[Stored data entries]
━━━━━━━━
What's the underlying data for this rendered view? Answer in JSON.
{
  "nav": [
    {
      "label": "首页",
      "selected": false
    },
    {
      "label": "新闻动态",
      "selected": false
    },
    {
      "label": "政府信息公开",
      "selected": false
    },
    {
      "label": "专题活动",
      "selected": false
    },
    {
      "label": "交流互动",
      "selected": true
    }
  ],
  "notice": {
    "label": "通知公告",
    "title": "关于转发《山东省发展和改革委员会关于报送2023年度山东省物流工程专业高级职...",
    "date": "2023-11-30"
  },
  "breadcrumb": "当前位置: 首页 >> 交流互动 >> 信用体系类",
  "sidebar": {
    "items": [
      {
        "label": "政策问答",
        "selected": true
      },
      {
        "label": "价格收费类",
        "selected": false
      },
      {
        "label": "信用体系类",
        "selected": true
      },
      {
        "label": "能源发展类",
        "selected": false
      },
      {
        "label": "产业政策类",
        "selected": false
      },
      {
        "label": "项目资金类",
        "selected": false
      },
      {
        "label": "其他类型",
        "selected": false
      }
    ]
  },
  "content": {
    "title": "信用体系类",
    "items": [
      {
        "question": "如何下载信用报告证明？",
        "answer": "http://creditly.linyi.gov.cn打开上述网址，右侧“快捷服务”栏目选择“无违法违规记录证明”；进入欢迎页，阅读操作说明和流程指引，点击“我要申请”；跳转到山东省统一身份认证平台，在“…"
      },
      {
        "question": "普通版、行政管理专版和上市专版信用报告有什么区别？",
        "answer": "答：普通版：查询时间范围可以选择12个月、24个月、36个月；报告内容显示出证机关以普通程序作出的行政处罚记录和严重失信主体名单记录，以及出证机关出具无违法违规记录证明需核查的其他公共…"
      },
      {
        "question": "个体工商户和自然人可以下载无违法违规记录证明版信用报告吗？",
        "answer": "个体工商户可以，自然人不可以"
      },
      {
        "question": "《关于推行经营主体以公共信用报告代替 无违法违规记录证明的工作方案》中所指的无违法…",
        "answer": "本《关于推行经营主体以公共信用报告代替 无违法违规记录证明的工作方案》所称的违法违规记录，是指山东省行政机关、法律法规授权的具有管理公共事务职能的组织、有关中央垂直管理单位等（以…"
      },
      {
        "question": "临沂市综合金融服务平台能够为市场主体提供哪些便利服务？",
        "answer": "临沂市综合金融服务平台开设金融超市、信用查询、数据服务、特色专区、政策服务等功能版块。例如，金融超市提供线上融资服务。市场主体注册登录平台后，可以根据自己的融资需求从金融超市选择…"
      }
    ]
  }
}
━━━━━━━━
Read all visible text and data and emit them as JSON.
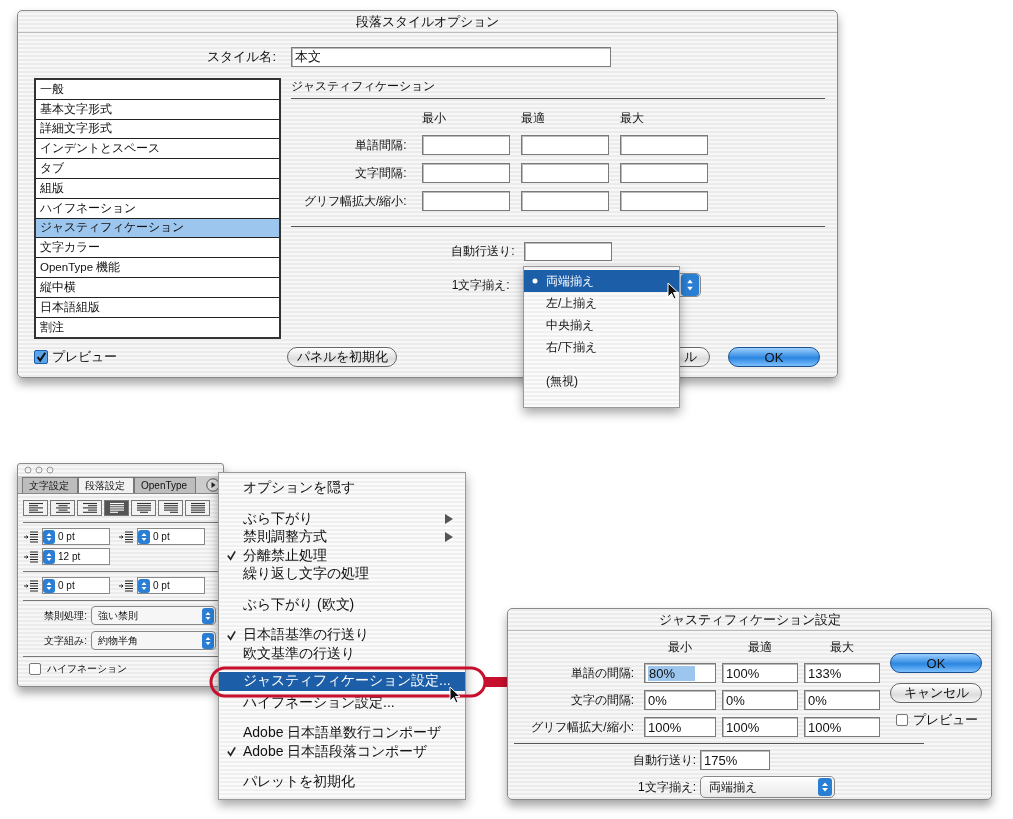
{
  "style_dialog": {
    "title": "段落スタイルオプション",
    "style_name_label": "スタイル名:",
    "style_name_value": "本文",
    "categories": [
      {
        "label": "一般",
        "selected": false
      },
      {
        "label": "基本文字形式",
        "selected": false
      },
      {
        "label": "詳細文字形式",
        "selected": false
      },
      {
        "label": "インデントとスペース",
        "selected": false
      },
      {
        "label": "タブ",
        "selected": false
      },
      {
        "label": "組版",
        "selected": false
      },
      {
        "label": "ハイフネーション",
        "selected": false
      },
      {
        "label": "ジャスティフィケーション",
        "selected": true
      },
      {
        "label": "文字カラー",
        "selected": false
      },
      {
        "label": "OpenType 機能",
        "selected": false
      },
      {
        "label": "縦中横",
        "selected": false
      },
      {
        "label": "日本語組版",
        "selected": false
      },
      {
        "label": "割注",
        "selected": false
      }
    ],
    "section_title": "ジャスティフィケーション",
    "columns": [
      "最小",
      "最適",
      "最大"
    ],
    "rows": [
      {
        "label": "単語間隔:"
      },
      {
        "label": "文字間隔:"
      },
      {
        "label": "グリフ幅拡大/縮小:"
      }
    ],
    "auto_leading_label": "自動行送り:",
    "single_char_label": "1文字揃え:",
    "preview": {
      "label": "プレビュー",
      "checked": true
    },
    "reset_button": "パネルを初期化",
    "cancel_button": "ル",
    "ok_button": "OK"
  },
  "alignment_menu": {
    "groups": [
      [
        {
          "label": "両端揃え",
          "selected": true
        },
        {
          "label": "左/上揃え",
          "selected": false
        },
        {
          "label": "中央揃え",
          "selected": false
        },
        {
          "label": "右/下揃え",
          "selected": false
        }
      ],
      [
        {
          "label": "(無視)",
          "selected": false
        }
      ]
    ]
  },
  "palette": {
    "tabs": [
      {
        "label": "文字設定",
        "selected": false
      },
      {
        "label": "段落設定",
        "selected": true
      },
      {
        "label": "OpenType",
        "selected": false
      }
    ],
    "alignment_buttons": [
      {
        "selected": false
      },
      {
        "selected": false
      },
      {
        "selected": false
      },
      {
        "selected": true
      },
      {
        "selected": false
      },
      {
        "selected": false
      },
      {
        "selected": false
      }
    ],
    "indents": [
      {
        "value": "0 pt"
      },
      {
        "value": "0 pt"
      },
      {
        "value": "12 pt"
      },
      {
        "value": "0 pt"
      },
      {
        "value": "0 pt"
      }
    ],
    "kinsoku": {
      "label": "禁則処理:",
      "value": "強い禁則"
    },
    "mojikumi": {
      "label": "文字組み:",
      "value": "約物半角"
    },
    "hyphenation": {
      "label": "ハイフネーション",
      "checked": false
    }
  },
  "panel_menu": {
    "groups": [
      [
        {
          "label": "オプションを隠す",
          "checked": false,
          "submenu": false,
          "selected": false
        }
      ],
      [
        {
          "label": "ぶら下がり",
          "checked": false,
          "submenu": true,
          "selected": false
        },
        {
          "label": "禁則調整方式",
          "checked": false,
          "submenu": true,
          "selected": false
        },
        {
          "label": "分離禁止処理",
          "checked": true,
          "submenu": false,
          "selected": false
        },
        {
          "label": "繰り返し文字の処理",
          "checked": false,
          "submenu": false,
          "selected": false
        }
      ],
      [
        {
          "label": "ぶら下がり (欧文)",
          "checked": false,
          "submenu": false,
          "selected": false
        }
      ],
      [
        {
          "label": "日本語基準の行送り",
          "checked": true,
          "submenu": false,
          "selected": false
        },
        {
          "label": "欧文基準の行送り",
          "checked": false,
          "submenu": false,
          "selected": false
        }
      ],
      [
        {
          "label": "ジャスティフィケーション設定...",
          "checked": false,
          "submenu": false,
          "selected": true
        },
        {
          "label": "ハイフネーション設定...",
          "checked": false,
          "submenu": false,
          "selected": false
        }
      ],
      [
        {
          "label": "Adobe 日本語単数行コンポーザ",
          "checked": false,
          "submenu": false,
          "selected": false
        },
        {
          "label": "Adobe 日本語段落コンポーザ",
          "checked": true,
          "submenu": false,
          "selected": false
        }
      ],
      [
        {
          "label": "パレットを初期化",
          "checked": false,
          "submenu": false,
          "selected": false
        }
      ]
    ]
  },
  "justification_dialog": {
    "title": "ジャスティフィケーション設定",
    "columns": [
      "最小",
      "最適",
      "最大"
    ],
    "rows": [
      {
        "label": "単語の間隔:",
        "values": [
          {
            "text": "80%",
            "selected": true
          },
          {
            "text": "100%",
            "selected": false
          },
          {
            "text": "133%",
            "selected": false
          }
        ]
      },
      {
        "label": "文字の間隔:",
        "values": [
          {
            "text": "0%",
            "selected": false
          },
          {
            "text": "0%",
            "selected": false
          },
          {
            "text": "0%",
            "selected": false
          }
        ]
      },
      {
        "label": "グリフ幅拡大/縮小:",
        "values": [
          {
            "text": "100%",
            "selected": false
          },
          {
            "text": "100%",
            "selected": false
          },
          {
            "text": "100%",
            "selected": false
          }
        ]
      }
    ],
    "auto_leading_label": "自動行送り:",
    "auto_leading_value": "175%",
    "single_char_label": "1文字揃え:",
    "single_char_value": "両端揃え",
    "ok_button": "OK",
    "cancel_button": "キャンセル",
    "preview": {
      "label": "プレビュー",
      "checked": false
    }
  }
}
━━━━━━━━
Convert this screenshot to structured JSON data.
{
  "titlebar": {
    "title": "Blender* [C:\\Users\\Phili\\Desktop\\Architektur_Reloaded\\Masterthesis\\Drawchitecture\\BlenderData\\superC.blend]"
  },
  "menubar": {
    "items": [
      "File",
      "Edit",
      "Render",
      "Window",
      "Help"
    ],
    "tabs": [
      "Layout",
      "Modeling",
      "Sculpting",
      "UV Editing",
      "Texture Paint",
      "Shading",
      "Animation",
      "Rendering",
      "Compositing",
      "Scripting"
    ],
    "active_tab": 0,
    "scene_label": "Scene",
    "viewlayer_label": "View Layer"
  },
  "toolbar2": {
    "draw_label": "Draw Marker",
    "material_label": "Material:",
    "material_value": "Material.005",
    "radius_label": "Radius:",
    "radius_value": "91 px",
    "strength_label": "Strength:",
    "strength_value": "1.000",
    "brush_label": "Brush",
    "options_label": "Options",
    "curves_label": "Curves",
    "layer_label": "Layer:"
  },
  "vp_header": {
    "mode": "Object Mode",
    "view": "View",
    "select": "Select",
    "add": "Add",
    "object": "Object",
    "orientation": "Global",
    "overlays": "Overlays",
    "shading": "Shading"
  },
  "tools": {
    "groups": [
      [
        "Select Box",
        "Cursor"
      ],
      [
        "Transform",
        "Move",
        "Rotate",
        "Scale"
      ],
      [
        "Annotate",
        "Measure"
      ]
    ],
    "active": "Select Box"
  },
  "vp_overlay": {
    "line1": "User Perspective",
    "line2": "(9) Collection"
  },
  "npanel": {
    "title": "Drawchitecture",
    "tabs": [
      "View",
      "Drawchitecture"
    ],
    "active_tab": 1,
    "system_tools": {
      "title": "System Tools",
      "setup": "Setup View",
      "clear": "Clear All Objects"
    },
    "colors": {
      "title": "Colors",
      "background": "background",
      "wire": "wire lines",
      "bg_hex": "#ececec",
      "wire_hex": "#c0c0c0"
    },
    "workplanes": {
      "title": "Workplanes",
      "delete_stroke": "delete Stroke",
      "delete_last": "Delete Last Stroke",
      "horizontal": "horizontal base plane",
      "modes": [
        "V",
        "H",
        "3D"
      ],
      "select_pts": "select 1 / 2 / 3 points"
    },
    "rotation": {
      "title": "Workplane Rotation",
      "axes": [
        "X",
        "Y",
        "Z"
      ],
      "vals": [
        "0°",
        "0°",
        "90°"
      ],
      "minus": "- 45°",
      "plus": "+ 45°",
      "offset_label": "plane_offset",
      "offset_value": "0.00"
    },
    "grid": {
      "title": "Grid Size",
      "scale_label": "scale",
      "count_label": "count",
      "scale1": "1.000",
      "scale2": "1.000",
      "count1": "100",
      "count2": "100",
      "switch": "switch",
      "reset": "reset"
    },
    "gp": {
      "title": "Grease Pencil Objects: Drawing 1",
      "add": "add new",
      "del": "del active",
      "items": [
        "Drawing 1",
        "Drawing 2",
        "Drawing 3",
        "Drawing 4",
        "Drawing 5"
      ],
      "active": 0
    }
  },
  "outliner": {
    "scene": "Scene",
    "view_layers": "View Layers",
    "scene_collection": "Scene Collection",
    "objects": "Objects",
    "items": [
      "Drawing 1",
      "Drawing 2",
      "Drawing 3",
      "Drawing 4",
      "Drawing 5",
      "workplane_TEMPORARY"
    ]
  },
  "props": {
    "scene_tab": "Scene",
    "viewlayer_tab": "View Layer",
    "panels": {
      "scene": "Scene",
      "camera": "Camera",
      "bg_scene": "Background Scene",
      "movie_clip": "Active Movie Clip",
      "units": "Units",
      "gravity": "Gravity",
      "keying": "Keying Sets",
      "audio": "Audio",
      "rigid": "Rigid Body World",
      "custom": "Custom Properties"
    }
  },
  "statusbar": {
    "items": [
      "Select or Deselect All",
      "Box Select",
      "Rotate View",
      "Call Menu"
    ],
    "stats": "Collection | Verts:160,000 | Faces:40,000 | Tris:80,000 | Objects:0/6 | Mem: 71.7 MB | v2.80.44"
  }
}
━━━━━━━━
## GOAL OF THE EXERCISE
Note how many lines in the listing above hold the string "Drawing", then give only that figure.

## ANSWER TO THE EXERCISE
11